╭──
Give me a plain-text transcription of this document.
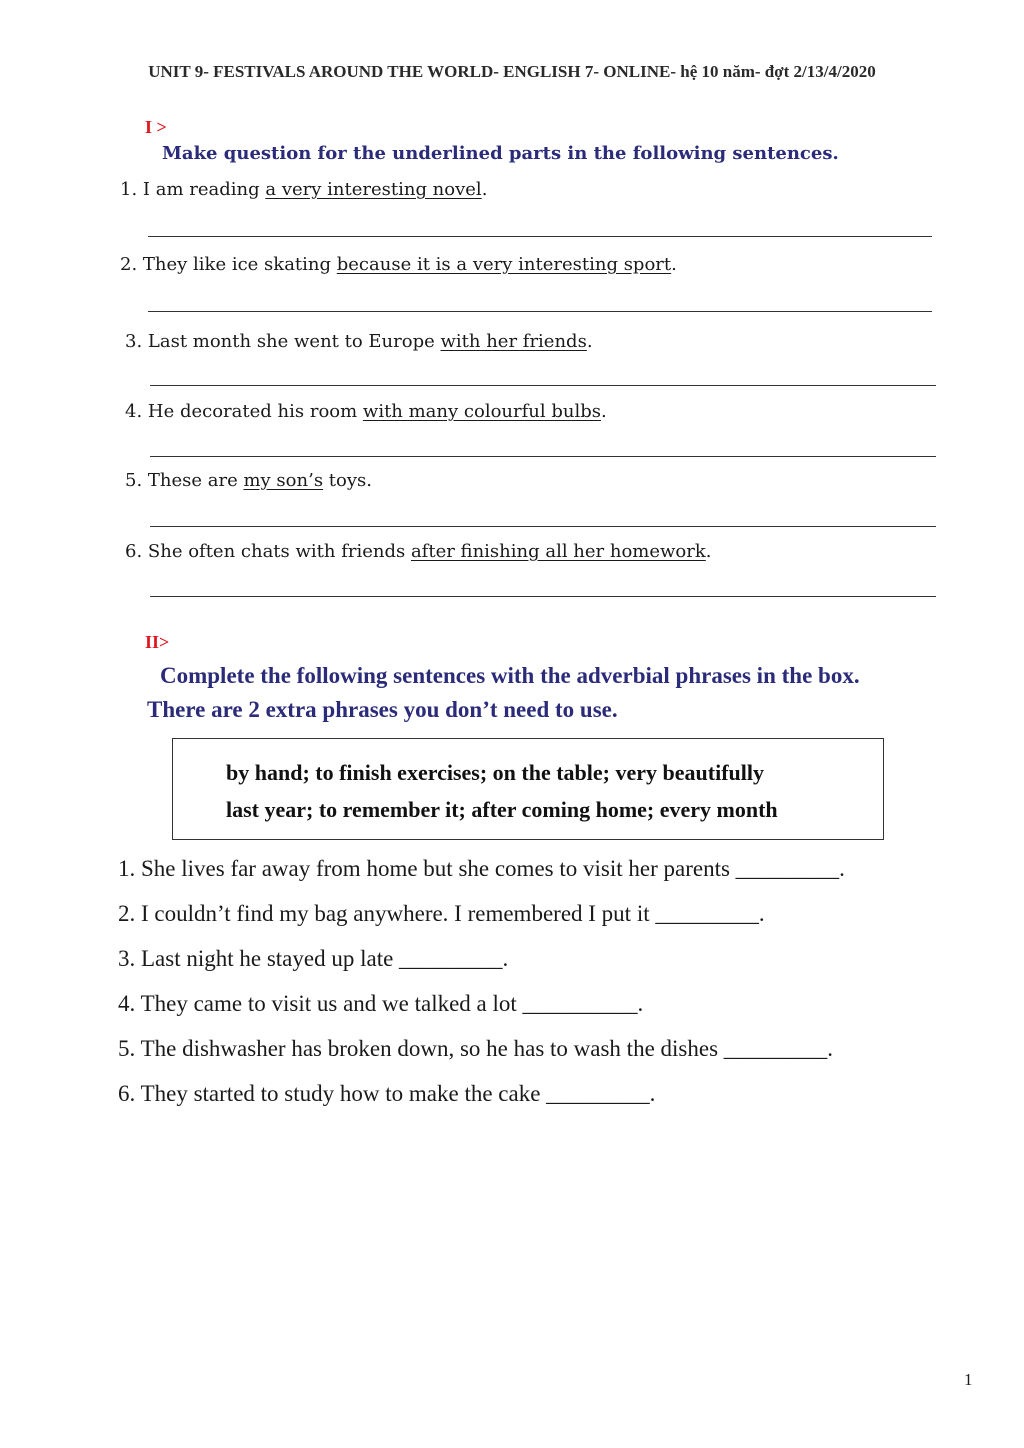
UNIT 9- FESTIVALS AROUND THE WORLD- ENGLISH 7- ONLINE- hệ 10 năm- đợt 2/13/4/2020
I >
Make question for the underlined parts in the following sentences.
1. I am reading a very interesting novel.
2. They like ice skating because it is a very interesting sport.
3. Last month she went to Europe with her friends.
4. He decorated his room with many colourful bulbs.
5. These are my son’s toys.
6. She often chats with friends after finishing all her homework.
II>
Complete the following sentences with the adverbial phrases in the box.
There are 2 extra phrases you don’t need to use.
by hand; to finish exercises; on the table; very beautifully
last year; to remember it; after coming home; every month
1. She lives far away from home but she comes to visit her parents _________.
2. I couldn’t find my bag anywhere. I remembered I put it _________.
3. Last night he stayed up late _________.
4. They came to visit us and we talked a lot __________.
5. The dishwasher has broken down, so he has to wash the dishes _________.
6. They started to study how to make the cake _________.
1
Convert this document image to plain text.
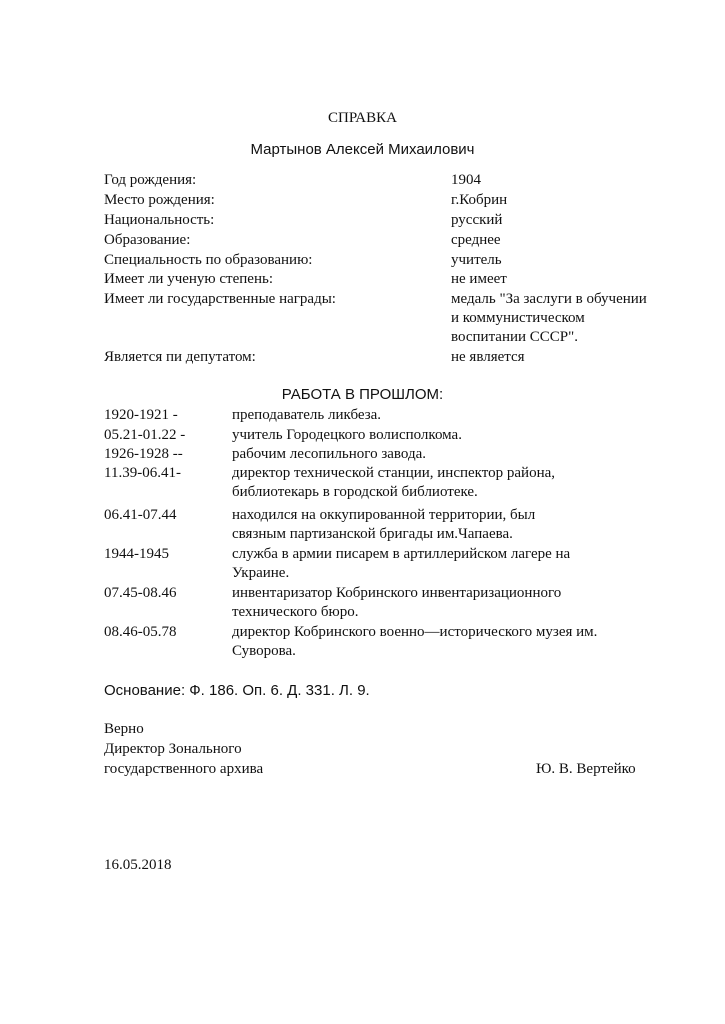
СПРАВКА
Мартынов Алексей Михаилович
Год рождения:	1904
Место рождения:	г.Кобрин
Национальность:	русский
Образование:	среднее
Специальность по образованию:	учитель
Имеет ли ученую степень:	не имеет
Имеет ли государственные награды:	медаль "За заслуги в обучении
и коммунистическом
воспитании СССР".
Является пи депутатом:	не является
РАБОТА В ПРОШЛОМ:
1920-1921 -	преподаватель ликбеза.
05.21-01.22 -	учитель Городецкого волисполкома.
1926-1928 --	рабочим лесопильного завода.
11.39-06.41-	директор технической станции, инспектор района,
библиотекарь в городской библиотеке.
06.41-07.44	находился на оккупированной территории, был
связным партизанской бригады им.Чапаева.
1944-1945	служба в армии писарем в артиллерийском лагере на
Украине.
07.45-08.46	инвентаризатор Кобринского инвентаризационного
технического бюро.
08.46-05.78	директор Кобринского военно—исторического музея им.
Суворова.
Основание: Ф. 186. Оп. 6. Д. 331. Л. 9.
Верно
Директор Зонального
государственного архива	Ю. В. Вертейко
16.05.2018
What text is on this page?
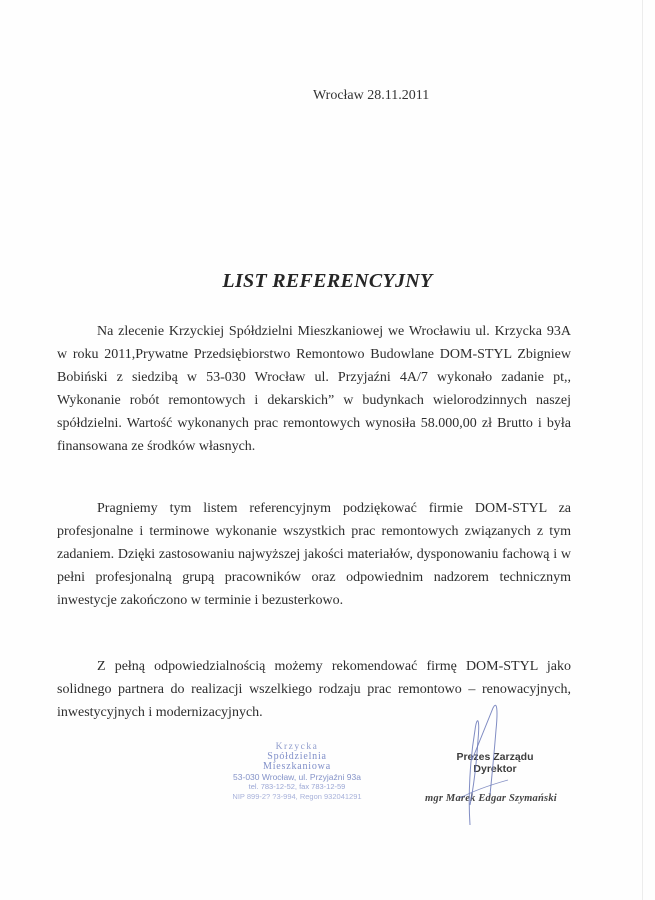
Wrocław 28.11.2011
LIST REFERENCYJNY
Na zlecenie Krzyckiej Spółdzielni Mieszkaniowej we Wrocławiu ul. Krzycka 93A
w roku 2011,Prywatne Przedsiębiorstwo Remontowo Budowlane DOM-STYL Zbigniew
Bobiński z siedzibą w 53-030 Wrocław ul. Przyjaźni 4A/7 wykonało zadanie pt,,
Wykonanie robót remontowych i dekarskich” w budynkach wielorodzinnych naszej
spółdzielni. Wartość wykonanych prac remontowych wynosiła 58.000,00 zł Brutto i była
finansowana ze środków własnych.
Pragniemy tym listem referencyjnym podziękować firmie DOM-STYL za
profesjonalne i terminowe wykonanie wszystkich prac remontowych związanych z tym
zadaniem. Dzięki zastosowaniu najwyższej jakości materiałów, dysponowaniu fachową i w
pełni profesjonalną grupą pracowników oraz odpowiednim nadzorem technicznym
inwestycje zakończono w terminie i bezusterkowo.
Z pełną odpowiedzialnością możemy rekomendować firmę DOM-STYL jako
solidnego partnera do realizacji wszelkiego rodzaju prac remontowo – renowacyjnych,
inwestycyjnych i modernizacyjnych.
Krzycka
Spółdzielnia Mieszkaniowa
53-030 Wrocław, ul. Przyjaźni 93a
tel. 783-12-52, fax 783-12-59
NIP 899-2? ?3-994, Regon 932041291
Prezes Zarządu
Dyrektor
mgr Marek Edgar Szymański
╰──
What to produce >>
Transcribe the material exactly, leaving every picture out.

Response for this exercise >>
Give me a plain-text transcription of this document.
UNIT 9- FESTIVALS AROUND THE WORLD- ENGLISH 7- ONLINE- hệ 10 năm- đợt 2/13/4/2020
I >
Make question for the underlined parts in the following sentences.
1. I am reading a very interesting novel.
2. They like ice skating because it is a very interesting sport.
3. Last month she went to Europe with her friends.
4. He decorated his room with many colourful bulbs.
5. These are my son’s toys.
6. She often chats with friends after finishing all her homework.
II>
Complete the following sentences with the adverbial phrases in the box.
There are 2 extra phrases you don’t need to use.
by hand; to finish exercises; on the table; very beautifully
last year; to remember it; after coming home; every month
1. She lives far away from home but she comes to visit her parents _________.
2. I couldn’t find my bag anywhere. I remembered I put it _________.
3. Last night he stayed up late _________.
4. They came to visit us and we talked a lot __________.
5. The dishwasher has broken down, so he has to wash the dishes _________.
6. They started to study how to make the cake _________.
1
Convert this document image to plain text.
СПРАВКА
Мартынов Алексей Михаилович
Год рождения:	1904
Место рождения:	г.Кобрин
Национальность:	русский
Образование:	среднее
Специальность по образованию:	учитель
Имеет ли ученую степень:	не имеет
Имеет ли государственные награды:	медаль "За заслуги в обучении
и коммунистическом
воспитании СССР".
Является пи депутатом:	не является
РАБОТА В ПРОШЛОМ:
1920-1921 -	преподаватель ликбеза.
05.21-01.22 -	учитель Городецкого волисполкома.
1926-1928 --	рабочим лесопильного завода.
11.39-06.41-	директор технической станции, инспектор района,
библиотекарь в городской библиотеке.
06.41-07.44	находился на оккупированной территории, был
связным партизанской бригады им.Чапаева.
1944-1945	служба в армии писарем в артиллерийском лагере на
Украине.
07.45-08.46	инвентаризатор Кобринского инвентаризационного
технического бюро.
08.46-05.78	директор Кобринского военно—исторического музея им.
Суворова.
Основание: Ф. 186. Оп. 6. Д. 331. Л. 9.
Верно
Директор Зонального
государственного архива	Ю. В. Вертейко
16.05.2018
What text is on this page?
Wrocław 28.11.2011
LIST REFERENCYJNY
Na zlecenie Krzyckiej Spółdzielni Mieszkaniowej we Wrocławiu ul. Krzycka 93A
w roku 2011,Prywatne Przedsiębiorstwo Remontowo Budowlane DOM-STYL Zbigniew
Bobiński z siedzibą w 53-030 Wrocław ul. Przyjaźni 4A/7 wykonało zadanie pt,,
Wykonanie robót remontowych i dekarskich” w budynkach wielorodzinnych naszej
spółdzielni. Wartość wykonanych prac remontowych wynosiła 58.000,00 zł Brutto i była
finansowana ze środków własnych.
Pragniemy tym listem referencyjnym podziękować firmie DOM-STYL za
profesjonalne i terminowe wykonanie wszystkich prac remontowych związanych z tym
zadaniem. Dzięki zastosowaniu najwyższej jakości materiałów, dysponowaniu fachową i w
pełni profesjonalną grupą pracowników oraz odpowiednim nadzorem technicznym
inwestycje zakończono w terminie i bezusterkowo.
Z pełną odpowiedzialnością możemy rekomendować firmę DOM-STYL jako
solidnego partnera do realizacji wszelkiego rodzaju prac remontowo – renowacyjnych,
inwestycyjnych i modernizacyjnych.
Krzycka
Spółdzielnia Mieszkaniowa
53-030 Wrocław, ul. Przyjaźni 93a
tel. 783-12-52, fax 783-12-59
NIP 899-2? ?3-994, Regon 932041291
Prezes Zarządu
Dyrektor
mgr Marek Edgar Szymański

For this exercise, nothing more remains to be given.